§ **Provided material**
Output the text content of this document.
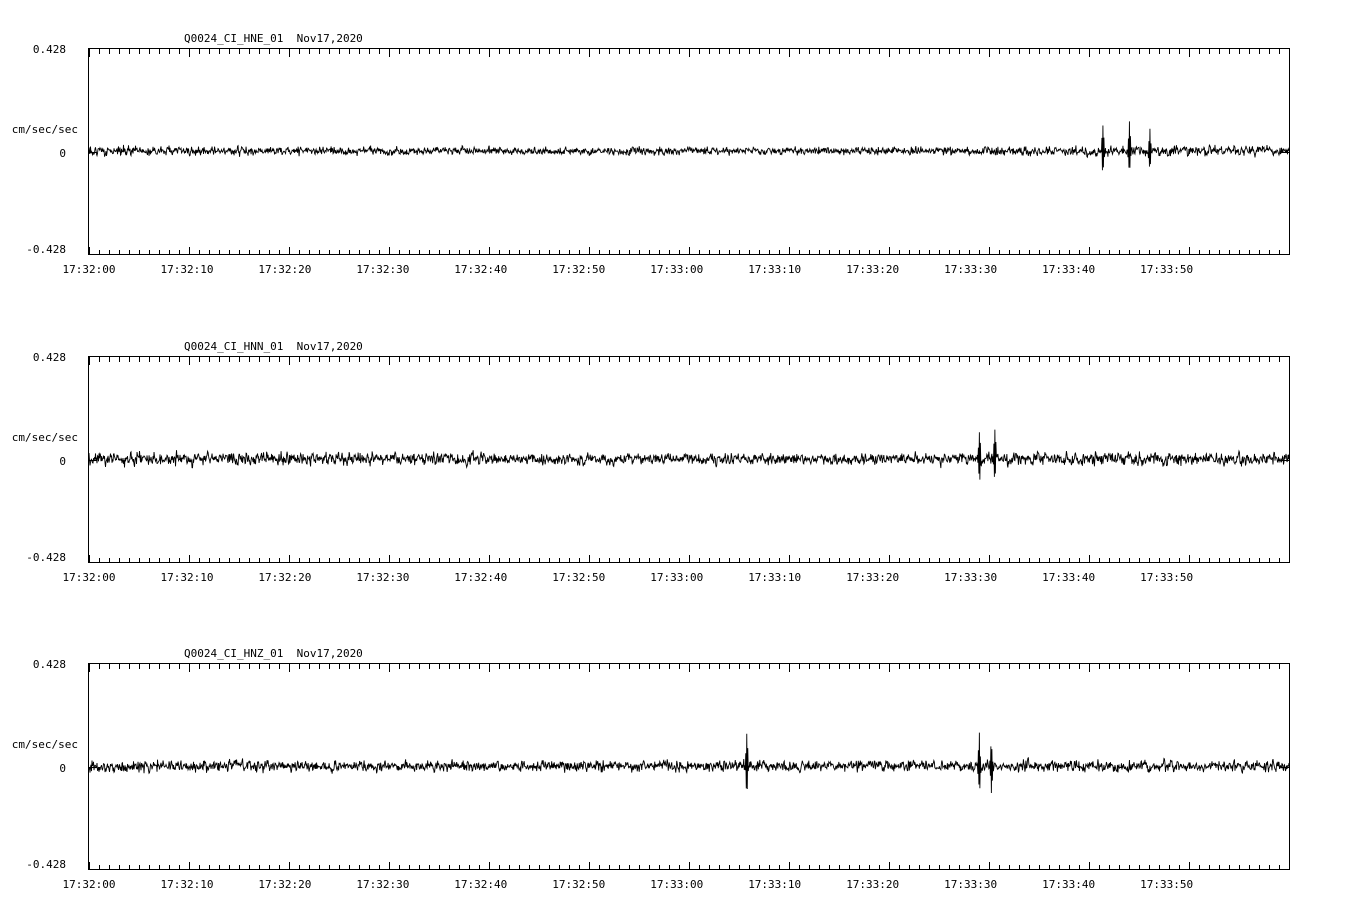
Q0024_CI_HNE_01  Nov17,2020
cm/sec/sec
0.428
0
-0.428
17:32:00	17:32:10	17:32:20	17:32:30	17:32:40	17:32:50	17:33:00	17:33:10	17:33:20	17:33:30	17:33:40	17:33:50
Q0024_CI_HNN_01  Nov17,2020
cm/sec/sec
0.428
0
-0.428
17:32:00	17:32:10	17:32:20	17:32:30	17:32:40	17:32:50	17:33:00	17:33:10	17:33:20	17:33:30	17:33:40	17:33:50
Q0024_CI_HNZ_01  Nov17,2020
cm/sec/sec
0.428
0
-0.428
17:32:00	17:32:10	17:32:20	17:32:30	17:32:40	17:32:50	17:33:00	17:33:10	17:33:20	17:33:30	17:33:40	17:33:50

§ **What to work on**
Restate the data above exactly, stripping out each image.

§ **Task solution**
Output the text content of this document.
Q0024_CI_HNE_01  Nov17,2020
cm/sec/sec
0.428
0
-0.428
17:32:00	17:32:10	17:32:20	17:32:30	17:32:40	17:32:50	17:33:00	17:33:10	17:33:20	17:33:30	17:33:40	17:33:50
Q0024_CI_HNN_01  Nov17,2020
cm/sec/sec
0.428
0
-0.428
17:32:00	17:32:10	17:32:20	17:32:30	17:32:40	17:32:50	17:33:00	17:33:10	17:33:20	17:33:30	17:33:40	17:33:50
Q0024_CI_HNZ_01  Nov17,2020
cm/sec/sec
0.428
0
-0.428
17:32:00	17:32:10	17:32:20	17:32:30	17:32:40	17:32:50	17:33:00	17:33:10	17:33:20	17:33:30	17:33:40	17:33:50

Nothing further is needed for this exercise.